Direction -
Seek out every line containing the word "said", and copy each.

Data section -

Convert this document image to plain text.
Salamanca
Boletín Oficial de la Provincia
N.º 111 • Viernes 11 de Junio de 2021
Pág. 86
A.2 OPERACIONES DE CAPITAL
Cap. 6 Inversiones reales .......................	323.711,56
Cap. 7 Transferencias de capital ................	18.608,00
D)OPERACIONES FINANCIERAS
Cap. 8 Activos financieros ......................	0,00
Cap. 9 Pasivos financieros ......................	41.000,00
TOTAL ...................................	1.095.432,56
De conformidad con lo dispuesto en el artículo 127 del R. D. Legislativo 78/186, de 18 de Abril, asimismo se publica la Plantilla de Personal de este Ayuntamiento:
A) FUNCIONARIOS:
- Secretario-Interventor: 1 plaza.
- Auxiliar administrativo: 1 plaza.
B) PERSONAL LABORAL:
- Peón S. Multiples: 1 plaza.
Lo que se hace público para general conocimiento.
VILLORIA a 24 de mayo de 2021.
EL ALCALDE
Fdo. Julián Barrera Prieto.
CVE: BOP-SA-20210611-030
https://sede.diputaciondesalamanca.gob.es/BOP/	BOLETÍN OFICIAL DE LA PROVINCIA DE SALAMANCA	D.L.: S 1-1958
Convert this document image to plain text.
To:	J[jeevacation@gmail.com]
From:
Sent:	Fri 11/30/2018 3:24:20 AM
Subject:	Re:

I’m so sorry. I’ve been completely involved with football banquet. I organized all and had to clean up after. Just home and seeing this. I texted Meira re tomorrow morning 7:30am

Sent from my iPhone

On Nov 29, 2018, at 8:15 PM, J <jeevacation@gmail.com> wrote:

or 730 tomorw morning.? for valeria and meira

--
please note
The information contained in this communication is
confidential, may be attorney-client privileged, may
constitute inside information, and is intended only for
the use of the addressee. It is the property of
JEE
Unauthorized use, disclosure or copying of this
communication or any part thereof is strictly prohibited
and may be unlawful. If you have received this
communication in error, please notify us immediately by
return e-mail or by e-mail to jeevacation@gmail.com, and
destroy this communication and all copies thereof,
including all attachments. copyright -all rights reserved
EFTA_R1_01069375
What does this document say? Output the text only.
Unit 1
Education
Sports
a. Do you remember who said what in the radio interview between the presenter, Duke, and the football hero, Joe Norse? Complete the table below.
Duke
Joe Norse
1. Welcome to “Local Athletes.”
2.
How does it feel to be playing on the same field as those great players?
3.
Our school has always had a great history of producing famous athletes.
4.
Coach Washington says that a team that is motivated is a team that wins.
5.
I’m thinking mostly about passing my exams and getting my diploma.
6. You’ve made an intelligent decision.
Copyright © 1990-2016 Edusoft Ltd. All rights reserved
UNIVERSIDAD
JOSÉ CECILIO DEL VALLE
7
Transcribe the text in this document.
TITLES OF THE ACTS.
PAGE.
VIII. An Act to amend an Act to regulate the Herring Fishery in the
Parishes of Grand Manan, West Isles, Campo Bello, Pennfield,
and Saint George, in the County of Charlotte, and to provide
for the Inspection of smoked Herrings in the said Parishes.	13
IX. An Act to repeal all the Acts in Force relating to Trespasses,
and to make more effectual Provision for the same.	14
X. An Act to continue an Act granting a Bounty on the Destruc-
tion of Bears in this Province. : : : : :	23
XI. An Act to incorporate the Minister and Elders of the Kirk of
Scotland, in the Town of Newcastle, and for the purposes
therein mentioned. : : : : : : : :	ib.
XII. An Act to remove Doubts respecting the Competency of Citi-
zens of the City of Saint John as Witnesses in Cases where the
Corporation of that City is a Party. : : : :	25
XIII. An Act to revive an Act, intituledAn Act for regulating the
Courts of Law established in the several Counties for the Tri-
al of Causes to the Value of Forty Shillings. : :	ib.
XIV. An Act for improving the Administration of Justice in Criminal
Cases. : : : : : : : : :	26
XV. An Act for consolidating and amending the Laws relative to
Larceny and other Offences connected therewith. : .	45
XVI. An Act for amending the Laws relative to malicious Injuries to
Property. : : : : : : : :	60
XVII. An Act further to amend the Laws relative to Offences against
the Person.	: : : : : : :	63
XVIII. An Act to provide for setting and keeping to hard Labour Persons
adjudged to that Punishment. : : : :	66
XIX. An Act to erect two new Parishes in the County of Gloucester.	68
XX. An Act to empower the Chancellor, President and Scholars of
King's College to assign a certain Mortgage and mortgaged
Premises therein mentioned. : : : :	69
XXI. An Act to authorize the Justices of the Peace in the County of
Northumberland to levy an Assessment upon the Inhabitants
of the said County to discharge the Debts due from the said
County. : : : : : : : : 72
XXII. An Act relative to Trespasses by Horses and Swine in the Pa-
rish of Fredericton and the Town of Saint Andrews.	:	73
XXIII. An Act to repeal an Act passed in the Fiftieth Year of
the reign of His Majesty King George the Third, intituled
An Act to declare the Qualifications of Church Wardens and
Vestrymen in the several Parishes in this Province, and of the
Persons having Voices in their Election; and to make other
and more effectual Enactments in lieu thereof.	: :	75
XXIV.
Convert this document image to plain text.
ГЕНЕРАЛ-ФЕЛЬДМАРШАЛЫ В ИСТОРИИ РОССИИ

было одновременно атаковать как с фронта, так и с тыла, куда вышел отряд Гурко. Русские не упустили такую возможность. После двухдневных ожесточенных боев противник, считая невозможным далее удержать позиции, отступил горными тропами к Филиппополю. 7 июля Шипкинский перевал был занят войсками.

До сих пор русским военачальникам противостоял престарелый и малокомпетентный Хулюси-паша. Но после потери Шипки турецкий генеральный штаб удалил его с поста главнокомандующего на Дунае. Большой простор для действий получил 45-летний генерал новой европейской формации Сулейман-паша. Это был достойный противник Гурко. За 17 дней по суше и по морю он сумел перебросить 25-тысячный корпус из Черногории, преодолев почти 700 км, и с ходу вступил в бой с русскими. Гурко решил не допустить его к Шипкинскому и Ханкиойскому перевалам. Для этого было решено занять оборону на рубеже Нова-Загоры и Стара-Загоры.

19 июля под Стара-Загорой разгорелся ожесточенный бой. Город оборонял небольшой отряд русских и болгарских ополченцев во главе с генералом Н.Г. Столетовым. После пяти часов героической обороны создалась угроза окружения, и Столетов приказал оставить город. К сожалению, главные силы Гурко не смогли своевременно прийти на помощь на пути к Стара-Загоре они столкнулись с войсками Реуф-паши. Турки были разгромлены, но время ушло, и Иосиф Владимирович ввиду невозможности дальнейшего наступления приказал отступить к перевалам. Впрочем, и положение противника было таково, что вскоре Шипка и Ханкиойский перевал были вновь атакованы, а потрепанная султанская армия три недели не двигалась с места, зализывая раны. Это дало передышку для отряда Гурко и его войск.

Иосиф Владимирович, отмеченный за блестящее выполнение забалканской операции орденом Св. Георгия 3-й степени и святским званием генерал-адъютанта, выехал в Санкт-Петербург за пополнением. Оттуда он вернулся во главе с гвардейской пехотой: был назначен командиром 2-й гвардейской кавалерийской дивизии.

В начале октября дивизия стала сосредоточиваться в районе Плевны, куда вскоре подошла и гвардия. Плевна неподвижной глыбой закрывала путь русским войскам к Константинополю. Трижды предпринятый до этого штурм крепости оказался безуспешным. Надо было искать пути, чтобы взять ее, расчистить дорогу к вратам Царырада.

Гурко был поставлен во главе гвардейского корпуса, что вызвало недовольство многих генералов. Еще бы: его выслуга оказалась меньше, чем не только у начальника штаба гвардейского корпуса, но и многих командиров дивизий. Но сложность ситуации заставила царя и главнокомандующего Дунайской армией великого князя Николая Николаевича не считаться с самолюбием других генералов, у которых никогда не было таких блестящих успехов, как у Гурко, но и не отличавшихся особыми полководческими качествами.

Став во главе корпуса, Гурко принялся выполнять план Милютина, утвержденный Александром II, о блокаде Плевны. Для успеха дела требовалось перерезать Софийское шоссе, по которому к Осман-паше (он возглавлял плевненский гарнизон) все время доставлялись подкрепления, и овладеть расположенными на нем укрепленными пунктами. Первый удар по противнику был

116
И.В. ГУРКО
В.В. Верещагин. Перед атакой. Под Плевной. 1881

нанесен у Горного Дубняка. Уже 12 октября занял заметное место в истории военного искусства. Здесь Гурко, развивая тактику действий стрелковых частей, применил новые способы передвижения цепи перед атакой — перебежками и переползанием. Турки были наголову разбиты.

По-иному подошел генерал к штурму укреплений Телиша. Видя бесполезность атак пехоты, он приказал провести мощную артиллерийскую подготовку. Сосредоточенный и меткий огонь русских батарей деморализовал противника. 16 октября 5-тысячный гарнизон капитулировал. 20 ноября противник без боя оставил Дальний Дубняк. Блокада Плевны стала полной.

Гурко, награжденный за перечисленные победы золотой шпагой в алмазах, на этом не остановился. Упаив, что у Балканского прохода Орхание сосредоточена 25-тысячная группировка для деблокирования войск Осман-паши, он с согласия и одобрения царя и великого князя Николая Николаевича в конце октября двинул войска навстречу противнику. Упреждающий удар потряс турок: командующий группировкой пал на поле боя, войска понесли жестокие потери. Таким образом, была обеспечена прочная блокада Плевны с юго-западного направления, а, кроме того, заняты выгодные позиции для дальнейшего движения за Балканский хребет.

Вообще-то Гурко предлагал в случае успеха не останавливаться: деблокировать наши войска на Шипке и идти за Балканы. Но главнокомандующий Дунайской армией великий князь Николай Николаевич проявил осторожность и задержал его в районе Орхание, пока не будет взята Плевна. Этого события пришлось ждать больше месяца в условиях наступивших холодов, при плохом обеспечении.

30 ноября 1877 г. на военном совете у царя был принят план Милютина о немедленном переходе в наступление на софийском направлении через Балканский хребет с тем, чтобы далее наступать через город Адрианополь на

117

The solution -
a. Do you remember who said what in the radio interview between the presenter, Duke, and the football hero, Joe Norse? Complete the table below.
for the Inspection of smoked Herrings in the said Parishes.	13
of the said County to discharge the Debts due from the said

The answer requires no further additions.